**WHAT NEEDS TO BE DONE**:
Copy out each line in the records below that contains the word "increase".

★ ★ ★ ★ ★

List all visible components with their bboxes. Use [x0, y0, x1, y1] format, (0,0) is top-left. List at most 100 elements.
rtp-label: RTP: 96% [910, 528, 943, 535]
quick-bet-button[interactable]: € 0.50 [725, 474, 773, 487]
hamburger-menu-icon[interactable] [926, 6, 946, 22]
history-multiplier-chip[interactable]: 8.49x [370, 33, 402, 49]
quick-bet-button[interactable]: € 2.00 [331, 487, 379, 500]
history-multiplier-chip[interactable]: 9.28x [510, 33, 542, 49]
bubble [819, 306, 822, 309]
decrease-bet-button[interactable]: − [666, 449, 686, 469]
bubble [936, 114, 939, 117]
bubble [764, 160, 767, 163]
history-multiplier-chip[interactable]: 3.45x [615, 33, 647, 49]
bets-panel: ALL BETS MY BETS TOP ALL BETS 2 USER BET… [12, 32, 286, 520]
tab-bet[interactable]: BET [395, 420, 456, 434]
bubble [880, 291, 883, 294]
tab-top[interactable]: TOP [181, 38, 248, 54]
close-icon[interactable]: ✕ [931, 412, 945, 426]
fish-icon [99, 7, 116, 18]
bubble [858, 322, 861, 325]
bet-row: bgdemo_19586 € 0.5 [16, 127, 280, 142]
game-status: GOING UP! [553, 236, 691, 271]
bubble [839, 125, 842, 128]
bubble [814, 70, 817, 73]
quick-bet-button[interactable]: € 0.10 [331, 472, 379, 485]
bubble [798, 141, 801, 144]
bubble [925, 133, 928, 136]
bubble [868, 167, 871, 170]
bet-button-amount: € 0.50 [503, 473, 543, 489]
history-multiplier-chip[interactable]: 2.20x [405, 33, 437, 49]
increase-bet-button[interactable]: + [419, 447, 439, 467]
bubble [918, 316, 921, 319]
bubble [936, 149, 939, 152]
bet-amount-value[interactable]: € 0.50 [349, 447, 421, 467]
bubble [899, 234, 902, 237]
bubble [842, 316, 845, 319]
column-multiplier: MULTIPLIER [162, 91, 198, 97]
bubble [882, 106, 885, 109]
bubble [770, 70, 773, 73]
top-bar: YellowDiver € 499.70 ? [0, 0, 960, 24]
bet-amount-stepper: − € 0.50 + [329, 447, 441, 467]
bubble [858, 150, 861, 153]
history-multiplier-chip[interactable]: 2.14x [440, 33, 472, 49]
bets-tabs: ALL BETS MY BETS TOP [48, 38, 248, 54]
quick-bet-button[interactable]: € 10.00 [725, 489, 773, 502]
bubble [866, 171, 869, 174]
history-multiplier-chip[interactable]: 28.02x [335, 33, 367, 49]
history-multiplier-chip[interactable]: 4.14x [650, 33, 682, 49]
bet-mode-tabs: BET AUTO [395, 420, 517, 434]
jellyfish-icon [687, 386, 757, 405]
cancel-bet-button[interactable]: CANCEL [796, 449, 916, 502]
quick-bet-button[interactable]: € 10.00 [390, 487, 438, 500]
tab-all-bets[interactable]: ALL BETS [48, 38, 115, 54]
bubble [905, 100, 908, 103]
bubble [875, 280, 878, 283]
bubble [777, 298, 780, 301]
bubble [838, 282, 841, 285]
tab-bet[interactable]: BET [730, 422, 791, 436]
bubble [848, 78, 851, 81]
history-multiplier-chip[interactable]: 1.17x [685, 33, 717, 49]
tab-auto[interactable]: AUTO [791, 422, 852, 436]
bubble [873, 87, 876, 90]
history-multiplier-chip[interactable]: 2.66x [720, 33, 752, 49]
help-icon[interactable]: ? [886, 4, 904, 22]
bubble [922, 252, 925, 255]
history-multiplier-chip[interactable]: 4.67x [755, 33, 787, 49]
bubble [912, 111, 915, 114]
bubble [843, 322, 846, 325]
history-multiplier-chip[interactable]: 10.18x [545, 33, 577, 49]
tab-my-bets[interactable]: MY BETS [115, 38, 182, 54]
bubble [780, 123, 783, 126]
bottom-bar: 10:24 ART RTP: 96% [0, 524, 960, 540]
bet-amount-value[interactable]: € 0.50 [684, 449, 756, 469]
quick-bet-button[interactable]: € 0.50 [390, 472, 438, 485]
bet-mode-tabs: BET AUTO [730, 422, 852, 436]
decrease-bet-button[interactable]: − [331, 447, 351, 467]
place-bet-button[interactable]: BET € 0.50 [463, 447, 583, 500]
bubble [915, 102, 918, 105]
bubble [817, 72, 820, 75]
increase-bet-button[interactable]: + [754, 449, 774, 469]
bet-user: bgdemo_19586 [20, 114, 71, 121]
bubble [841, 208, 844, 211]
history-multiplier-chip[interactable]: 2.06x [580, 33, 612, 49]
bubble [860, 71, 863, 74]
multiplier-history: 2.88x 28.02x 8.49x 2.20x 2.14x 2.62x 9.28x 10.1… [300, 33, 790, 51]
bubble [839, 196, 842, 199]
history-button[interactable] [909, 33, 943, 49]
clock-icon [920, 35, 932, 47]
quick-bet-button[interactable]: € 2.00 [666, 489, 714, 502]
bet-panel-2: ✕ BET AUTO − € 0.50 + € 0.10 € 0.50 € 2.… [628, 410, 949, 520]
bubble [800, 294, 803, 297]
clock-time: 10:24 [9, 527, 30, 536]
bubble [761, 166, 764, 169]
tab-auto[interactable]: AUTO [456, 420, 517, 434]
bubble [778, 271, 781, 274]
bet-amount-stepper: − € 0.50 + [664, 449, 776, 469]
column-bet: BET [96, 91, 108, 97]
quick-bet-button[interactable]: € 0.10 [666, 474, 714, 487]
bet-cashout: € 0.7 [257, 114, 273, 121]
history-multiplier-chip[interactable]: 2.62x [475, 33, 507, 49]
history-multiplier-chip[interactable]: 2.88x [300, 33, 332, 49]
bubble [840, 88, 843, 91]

★ ★ ★ ★ ★

**EXERCISE SOLUTION**:
increase-bet-button[interactable]: + [419, 447, 439, 467]
increase-bet-button[interactable]: + [754, 449, 774, 469]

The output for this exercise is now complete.